■ To do ■
Read the listing below and copy out every line that holds "title".

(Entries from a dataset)
--------------------------------
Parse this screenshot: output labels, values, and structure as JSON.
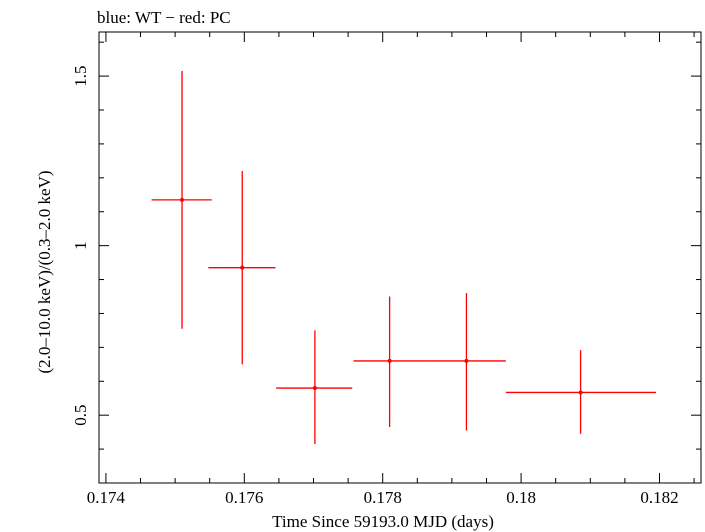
{
  "chart_data": {
    "type": "scatter",
    "title": "blue: WT − red: PC",
    "xlabel": "Time Since 59193.0 MJD (days)",
    "ylabel": "(2.0–10.0 keV)/(0.3–2.0 keV)",
    "xlim": [
      0.1739,
      0.1826
    ],
    "ylim": [
      0.3,
      1.63
    ],
    "x_ticks": [
      0.174,
      0.176,
      0.178,
      0.18,
      0.182
    ],
    "x_tick_labels": [
      "0.174",
      "0.176",
      "0.178",
      "0.18",
      "0.182"
    ],
    "y_ticks": [
      0.5,
      1.0,
      1.5
    ],
    "y_tick_labels": [
      "0.5",
      "1",
      "1.5"
    ],
    "grid": false,
    "series": [
      {
        "name": "PC",
        "color": "#ff0000",
        "points": [
          {
            "x": 0.1751,
            "xerr": [
              0.00044,
              0.00043
            ],
            "y": 1.135,
            "yerr": [
              0.38,
              0.38
            ]
          },
          {
            "x": 0.17597,
            "xerr": [
              0.00049,
              0.00048
            ],
            "y": 0.935,
            "yerr": [
              0.285,
              0.285
            ]
          },
          {
            "x": 0.17702,
            "xerr": [
              0.00056,
              0.00054
            ],
            "y": 0.58,
            "yerr": [
              0.165,
              0.17
            ]
          },
          {
            "x": 0.1781,
            "xerr": [
              0.00052,
              0.00054
            ],
            "y": 0.66,
            "yerr": [
              0.195,
              0.19
            ]
          },
          {
            "x": 0.17921,
            "xerr": [
              0.00057,
              0.00057
            ],
            "y": 0.66,
            "yerr": [
              0.205,
              0.2
            ]
          },
          {
            "x": 0.18086,
            "xerr": [
              0.00108,
              0.00109
            ],
            "y": 0.567,
            "yerr": [
              0.122,
              0.125
            ]
          }
        ]
      }
    ]
  }
}
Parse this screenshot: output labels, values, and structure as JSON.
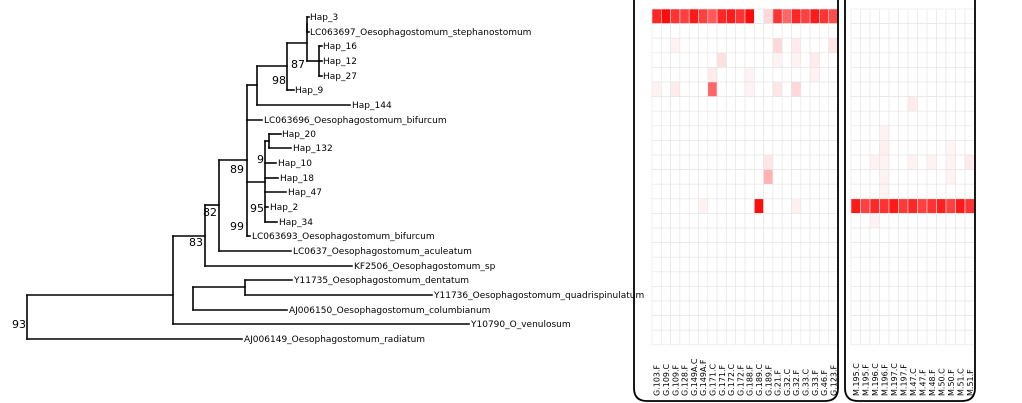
{
  "tree": {
    "tips": [
      "Hap_3",
      "LC063697_Oesophagostomum_stephanostomum",
      "Hap_16",
      "Hap_12",
      "Hap_27",
      "Hap_9",
      "Hap_144",
      "LC063696_Oesophagostomum_bifurcum",
      "Hap_20",
      "Hap_132",
      "Hap_10",
      "Hap_18",
      "Hap_47",
      "Hap_2",
      "Hap_34",
      "LC063693_Oesophagostomum_bifurcum",
      "LC0637_Oesophagostomum_aculeatum",
      "KF2506_Oesophagostomum_sp",
      "Y11735_Oesophagostomum_dentatum",
      "Y11736_Oesophagostomum_quadrispinulatum",
      "AJ006150_Oesophagostomum_columbianum",
      "Y10790_O_venulosum",
      "AJ006149_Oesophagostomum_radiatum"
    ],
    "bootstrap": [
      "87",
      "98",
      "9",
      "89",
      "95",
      "99",
      "82",
      "83",
      "93"
    ]
  },
  "heatmap": {
    "panels": [
      {
        "columns": [
          "G.103.F",
          "G.109.C",
          "G.109.F",
          "G.128.F",
          "G.149A.C",
          "G.149A.F",
          "G.171.C",
          "G.171.F",
          "G.172.C",
          "G.172.F",
          "G.188.F",
          "G.189.C",
          "G.189.F",
          "G.21.F",
          "G.32.C",
          "G.32.F",
          "G.33.C",
          "G.33.F",
          "G.46.F",
          "G.123.F"
        ]
      },
      {
        "columns": [
          "M.195.C",
          "M.195.F",
          "M.196.C",
          "M.196.F",
          "M.197.C",
          "M.197.F",
          "M.47.C",
          "M.47.F",
          "M.48.F",
          "M.50.C",
          "M.50.F",
          "M.51.C",
          "M.51.F"
        ]
      }
    ]
  },
  "colors": {
    "low": "#ffffff",
    "high": "#f70000",
    "grid": "#e4e4e4"
  }
}
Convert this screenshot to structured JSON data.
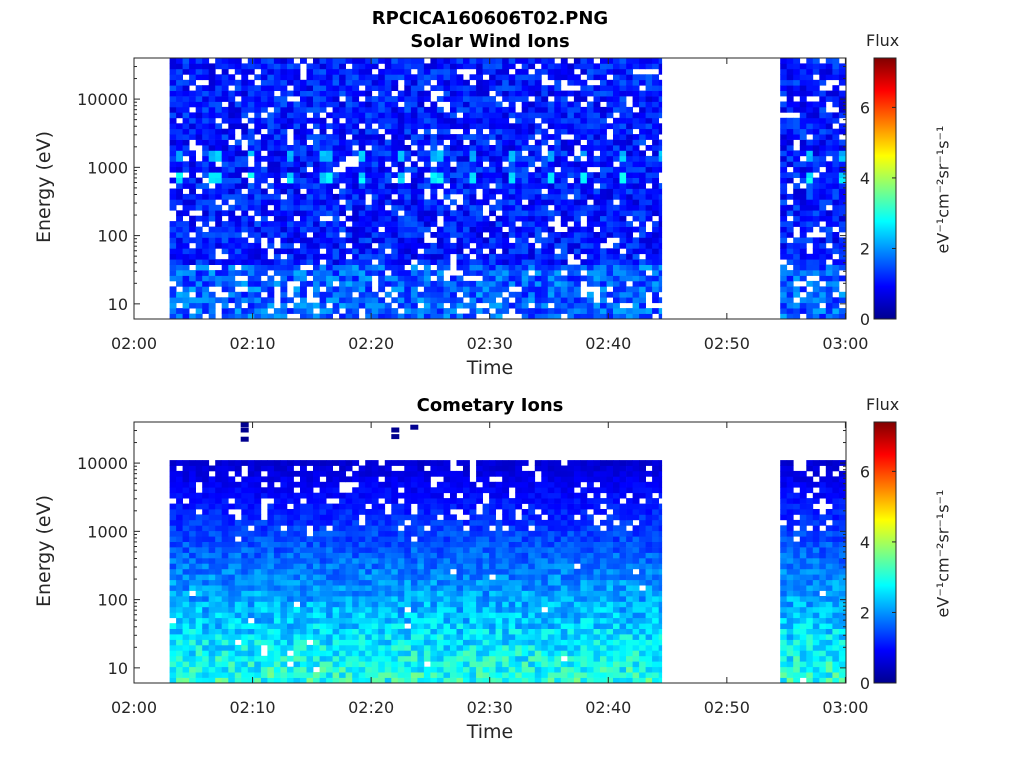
{
  "figure": {
    "title": "RPCICA160606T02.PNG"
  },
  "colors": {
    "background": "#ffffff",
    "axis": "#262626",
    "colormap": "jet"
  },
  "chart_data": [
    {
      "type": "heatmap",
      "title": "Solar Wind Ions",
      "xlabel": "Time",
      "ylabel": "Energy (eV)",
      "x_tick_labels": [
        "02:00",
        "02:10",
        "02:20",
        "02:30",
        "02:40",
        "02:50",
        "03:00"
      ],
      "y_tick_labels": [
        "10",
        "100",
        "1000",
        "10000"
      ],
      "y_scale": "log",
      "ylim": [
        6,
        40000
      ],
      "xlim": [
        "02:00",
        "03:00"
      ],
      "colorbar": {
        "label": "Flux",
        "units": "eV⁻¹cm⁻²sr⁻¹s⁻¹",
        "range": [
          0,
          7.4
        ],
        "tick_labels": [
          "0",
          "2",
          "4",
          "6"
        ]
      },
      "data_segments": [
        [
          "02:03",
          "02:44:30"
        ],
        [
          "02:54:30",
          "03:00"
        ]
      ],
      "notes": "Flux mostly 0.3–1.8; enhanced bands near 700 eV and 1500 eV (~2.5) and at lowest energies (~1.5)"
    },
    {
      "type": "heatmap",
      "title": "Cometary Ions",
      "xlabel": "Time",
      "ylabel": "Energy (eV)",
      "x_tick_labels": [
        "02:00",
        "02:10",
        "02:20",
        "02:30",
        "02:40",
        "02:50",
        "03:00"
      ],
      "y_tick_labels": [
        "10",
        "100",
        "1000",
        "10000"
      ],
      "y_scale": "log",
      "ylim": [
        6,
        40000
      ],
      "xlim": [
        "02:00",
        "03:00"
      ],
      "colorbar": {
        "label": "Flux",
        "units": "eV⁻¹cm⁻²sr⁻¹s⁻¹",
        "range": [
          0,
          7.4
        ],
        "tick_labels": [
          "0",
          "2",
          "4",
          "6"
        ]
      },
      "data_segments": [
        [
          "02:03",
          "02:44:30"
        ],
        [
          "02:54:30",
          "03:00"
        ]
      ],
      "notes": "Flux increases toward low energies, peaking ~3–3.5 below 20 eV; sparse low flux above 10000 eV"
    }
  ]
}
--------------------------------
■ Task solution ■
    "title": "blue: WT − red: PC",
    "title": "RPCICA160606T02.PNG"
      "title": "Solar Wind Ions",
      "title": "Cometary Ions",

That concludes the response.